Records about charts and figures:

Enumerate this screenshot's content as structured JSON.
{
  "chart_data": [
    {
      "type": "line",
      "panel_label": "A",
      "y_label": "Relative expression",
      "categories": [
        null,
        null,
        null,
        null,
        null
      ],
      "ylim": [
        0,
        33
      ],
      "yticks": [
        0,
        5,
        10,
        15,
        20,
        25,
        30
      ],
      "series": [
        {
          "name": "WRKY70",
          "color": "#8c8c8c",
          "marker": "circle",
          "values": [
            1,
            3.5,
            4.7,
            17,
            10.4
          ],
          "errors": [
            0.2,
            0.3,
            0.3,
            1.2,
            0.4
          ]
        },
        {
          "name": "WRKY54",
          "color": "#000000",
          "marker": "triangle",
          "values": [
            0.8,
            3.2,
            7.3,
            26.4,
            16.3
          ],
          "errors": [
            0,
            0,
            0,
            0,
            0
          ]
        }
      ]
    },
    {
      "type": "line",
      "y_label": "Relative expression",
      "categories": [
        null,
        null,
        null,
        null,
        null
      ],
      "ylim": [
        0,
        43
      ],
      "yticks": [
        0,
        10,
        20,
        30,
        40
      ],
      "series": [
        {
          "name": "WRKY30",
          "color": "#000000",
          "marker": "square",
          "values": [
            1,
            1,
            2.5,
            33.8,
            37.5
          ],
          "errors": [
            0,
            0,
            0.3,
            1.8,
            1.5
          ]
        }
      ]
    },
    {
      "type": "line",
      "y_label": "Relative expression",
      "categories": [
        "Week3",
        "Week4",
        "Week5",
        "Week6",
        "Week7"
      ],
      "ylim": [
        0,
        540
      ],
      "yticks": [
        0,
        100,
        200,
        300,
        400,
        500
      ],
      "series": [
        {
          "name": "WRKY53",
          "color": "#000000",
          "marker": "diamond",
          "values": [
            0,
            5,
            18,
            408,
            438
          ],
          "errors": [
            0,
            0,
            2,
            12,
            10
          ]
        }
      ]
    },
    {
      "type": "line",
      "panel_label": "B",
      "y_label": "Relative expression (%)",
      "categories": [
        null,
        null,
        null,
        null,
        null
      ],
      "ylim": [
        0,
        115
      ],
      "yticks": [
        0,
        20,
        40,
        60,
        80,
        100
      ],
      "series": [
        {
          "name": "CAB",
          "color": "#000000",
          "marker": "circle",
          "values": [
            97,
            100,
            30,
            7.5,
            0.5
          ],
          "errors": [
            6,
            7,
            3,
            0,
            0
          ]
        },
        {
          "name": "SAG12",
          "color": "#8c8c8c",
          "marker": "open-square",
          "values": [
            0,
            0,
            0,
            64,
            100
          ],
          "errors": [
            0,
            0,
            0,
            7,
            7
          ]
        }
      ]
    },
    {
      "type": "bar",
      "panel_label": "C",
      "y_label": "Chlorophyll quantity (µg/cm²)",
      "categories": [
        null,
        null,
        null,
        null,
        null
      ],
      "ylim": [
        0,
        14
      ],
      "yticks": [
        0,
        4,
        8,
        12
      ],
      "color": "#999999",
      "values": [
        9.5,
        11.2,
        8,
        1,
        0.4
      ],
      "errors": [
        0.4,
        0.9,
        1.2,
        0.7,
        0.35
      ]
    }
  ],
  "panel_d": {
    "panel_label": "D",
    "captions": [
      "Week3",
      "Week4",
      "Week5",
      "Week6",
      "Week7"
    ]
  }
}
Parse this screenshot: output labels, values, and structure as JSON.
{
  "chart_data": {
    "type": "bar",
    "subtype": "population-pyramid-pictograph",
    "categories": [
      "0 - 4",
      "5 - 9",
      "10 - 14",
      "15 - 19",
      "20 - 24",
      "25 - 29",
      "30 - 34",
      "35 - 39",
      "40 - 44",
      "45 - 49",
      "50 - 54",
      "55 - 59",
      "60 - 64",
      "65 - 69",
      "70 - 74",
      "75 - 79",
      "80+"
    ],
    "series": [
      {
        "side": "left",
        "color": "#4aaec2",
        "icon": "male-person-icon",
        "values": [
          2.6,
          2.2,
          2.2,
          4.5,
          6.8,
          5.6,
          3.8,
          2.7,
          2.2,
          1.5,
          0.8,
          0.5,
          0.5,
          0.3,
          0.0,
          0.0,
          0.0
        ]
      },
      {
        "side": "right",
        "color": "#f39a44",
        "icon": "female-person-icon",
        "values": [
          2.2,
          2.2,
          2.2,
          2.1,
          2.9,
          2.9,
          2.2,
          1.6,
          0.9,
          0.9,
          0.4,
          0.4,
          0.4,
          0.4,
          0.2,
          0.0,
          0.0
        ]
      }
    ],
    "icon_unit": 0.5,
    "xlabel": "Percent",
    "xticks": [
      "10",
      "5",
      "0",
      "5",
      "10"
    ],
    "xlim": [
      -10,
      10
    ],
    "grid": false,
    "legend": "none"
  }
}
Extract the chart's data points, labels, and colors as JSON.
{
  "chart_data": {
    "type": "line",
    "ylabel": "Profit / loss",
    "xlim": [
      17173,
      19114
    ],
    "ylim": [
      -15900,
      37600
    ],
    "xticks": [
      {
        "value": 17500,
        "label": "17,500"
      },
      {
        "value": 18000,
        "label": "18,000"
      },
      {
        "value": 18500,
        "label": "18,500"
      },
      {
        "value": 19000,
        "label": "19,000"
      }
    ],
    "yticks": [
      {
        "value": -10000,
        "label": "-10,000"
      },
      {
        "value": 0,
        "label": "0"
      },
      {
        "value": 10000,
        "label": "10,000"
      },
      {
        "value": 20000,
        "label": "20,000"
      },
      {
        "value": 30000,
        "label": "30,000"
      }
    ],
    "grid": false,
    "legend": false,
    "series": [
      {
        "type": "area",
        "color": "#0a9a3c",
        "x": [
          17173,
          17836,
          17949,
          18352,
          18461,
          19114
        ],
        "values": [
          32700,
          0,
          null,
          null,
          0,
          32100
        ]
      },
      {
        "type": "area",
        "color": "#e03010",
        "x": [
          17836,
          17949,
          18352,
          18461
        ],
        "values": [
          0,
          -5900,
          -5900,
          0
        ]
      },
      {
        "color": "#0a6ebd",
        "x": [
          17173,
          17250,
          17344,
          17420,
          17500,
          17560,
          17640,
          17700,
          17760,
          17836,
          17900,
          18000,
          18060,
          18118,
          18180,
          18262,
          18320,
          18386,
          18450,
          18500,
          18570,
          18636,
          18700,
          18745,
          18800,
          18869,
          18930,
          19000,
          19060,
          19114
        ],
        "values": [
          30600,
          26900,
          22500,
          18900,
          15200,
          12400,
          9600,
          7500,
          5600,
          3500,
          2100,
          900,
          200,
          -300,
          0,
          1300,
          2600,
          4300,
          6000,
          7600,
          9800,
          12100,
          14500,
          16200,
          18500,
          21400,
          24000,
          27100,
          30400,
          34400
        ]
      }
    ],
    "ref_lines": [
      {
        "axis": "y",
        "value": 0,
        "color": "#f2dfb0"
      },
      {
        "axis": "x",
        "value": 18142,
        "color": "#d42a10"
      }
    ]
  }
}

What needs to be done:
Retype all the records, matching them exactly.

Response:
Enumerate this screenshot's content as structured JSON.
{
  "chart_data": [
    {
      "type": "line",
      "panel_label": "A",
      "y_label": "Relative expression",
      "categories": [
        null,
        null,
        null,
        null,
        null
      ],
      "ylim": [
        0,
        33
      ],
      "yticks": [
        0,
        5,
        10,
        15,
        20,
        25,
        30
      ],
      "series": [
        {
          "name": "WRKY70",
          "color": "#8c8c8c",
          "marker": "circle",
          "values": [
            1,
            3.5,
            4.7,
            17,
            10.4
          ],
          "errors": [
            0.2,
            0.3,
            0.3,
            1.2,
            0.4
          ]
        },
        {
          "name": "WRKY54",
          "color": "#000000",
          "marker": "triangle",
          "values": [
            0.8,
            3.2,
            7.3,
            26.4,
            16.3
          ],
          "errors": [
            0,
            0,
            0,
            0,
            0
          ]
        }
      ]
    },
    {
      "type": "line",
      "y_label": "Relative expression",
      "categories": [
        null,
        null,
        null,
        null,
        null
      ],
      "ylim": [
        0,
        43
      ],
      "yticks": [
        0,
        10,
        20,
        30,
        40
      ],
      "series": [
        {
          "name": "WRKY30",
          "color": "#000000",
          "marker": "square",
          "values": [
            1,
            1,
            2.5,
            33.8,
            37.5
          ],
          "errors": [
            0,
            0,
            0.3,
            1.8,
            1.5
          ]
        }
      ]
    },
    {
      "type": "line",
      "y_label": "Relative expression",
      "categories": [
        "Week3",
        "Week4",
        "Week5",
        "Week6",
        "Week7"
      ],
      "ylim": [
        0,
        540
      ],
      "yticks": [
        0,
        100,
        200,
        300,
        400,
        500
      ],
      "series": [
        {
          "name": "WRKY53",
          "color": "#000000",
          "marker": "diamond",
          "values": [
            0,
            5,
            18,
            408,
            438
          ],
          "errors": [
            0,
            0,
            2,
            12,
            10
          ]
        }
      ]
    },
    {
      "type": "line",
      "panel_label": "B",
      "y_label": "Relative expression (%)",
      "categories": [
        null,
        null,
        null,
        null,
        null
      ],
      "ylim": [
        0,
        115
      ],
      "yticks": [
        0,
        20,
        40,
        60,
        80,
        100
      ],
      "series": [
        {
          "name": "CAB",
          "color": "#000000",
          "marker": "circle",
          "values": [
            97,
            100,
            30,
            7.5,
            0.5
          ],
          "errors": [
            6,
            7,
            3,
            0,
            0
          ]
        },
        {
          "name": "SAG12",
          "color": "#8c8c8c",
          "marker": "open-square",
          "values": [
            0,
            0,
            0,
            64,
            100
          ],
          "errors": [
            0,
            0,
            0,
            7,
            7
          ]
        }
      ]
    },
    {
      "type": "bar",
      "panel_label": "C",
      "y_label": "Chlorophyll quantity (µg/cm²)",
      "categories": [
        null,
        null,
        null,
        null,
        null
      ],
      "ylim": [
        0,
        14
      ],
      "yticks": [
        0,
        4,
        8,
        12
      ],
      "color": "#999999",
      "values": [
        9.5,
        11.2,
        8,
        1,
        0.4
      ],
      "errors": [
        0.4,
        0.9,
        1.2,
        0.7,
        0.35
      ]
    }
  ],
  "panel_d": {
    "panel_label": "D",
    "captions": [
      "Week3",
      "Week4",
      "Week5",
      "Week6",
      "Week7"
    ]
  }
}
Parse this screenshot: output labels, values, and structure as JSON.
{
  "chart_data": {
    "type": "bar",
    "subtype": "population-pyramid-pictograph",
    "categories": [
      "0 - 4",
      "5 - 9",
      "10 - 14",
      "15 - 19",
      "20 - 24",
      "25 - 29",
      "30 - 34",
      "35 - 39",
      "40 - 44",
      "45 - 49",
      "50 - 54",
      "55 - 59",
      "60 - 64",
      "65 - 69",
      "70 - 74",
      "75 - 79",
      "80+"
    ],
    "series": [
      {
        "side": "left",
        "color": "#4aaec2",
        "icon": "male-person-icon",
        "values": [
          2.6,
          2.2,
          2.2,
          4.5,
          6.8,
          5.6,
          3.8,
          2.7,
          2.2,
          1.5,
          0.8,
          0.5,
          0.5,
          0.3,
          0.0,
          0.0,
          0.0
        ]
      },
      {
        "side": "right",
        "color": "#f39a44",
        "icon": "female-person-icon",
        "values": [
          2.2,
          2.2,
          2.2,
          2.1,
          2.9,
          2.9,
          2.2,
          1.6,
          0.9,
          0.9,
          0.4,
          0.4,
          0.4,
          0.4,
          0.2,
          0.0,
          0.0
        ]
      }
    ],
    "icon_unit": 0.5,
    "xlabel": "Percent",
    "xticks": [
      "10",
      "5",
      "0",
      "5",
      "10"
    ],
    "xlim": [
      -10,
      10
    ],
    "grid": false,
    "legend": "none"
  }
}
Extract the chart's data points, labels, and colors as JSON.
{
  "chart_data": {
    "type": "line",
    "ylabel": "Profit / loss",
    "xlim": [
      17173,
      19114
    ],
    "ylim": [
      -15900,
      37600
    ],
    "xticks": [
      {
        "value": 17500,
        "label": "17,500"
      },
      {
        "value": 18000,
        "label": "18,000"
      },
      {
        "value": 18500,
        "label": "18,500"
      },
      {
        "value": 19000,
        "label": "19,000"
      }
    ],
    "yticks": [
      {
        "value": -10000,
        "label": "-10,000"
      },
      {
        "value": 0,
        "label": "0"
      },
      {
        "value": 10000,
        "label": "10,000"
      },
      {
        "value": 20000,
        "label": "20,000"
      },
      {
        "value": 30000,
        "label": "30,000"
      }
    ],
    "grid": false,
    "legend": false,
    "series": [
      {
        "type": "area",
        "color": "#0a9a3c",
        "x": [
          17173,
          17836,
          17949,
          18352,
          18461,
          19114
        ],
        "values": [
          32700,
          0,
          null,
          null,
          0,
          32100
        ]
      },
      {
        "type": "area",
        "color": "#e03010",
        "x": [
          17836,
          17949,
          18352,
          18461
        ],
        "values": [
          0,
          -5900,
          -5900,
          0
        ]
      },
      {
        "color": "#0a6ebd",
        "x": [
          17173,
          17250,
          17344,
          17420,
          17500,
          17560,
          17640,
          17700,
          17760,
          17836,
          17900,
          18000,
          18060,
          18118,
          18180,
          18262,
          18320,
          18386,
          18450,
          18500,
          18570,
          18636,
          18700,
          18745,
          18800,
          18869,
          18930,
          19000,
          19060,
          19114
        ],
        "values": [
          30600,
          26900,
          22500,
          18900,
          15200,
          12400,
          9600,
          7500,
          5600,
          3500,
          2100,
          900,
          200,
          -300,
          0,
          1300,
          2600,
          4300,
          6000,
          7600,
          9800,
          12100,
          14500,
          16200,
          18500,
          21400,
          24000,
          27100,
          30400,
          34400
        ]
      }
    ],
    "ref_lines": [
      {
        "axis": "y",
        "value": 0,
        "color": "#f2dfb0"
      },
      {
        "axis": "x",
        "value": 18142,
        "color": "#d42a10"
      }
    ]
  }
}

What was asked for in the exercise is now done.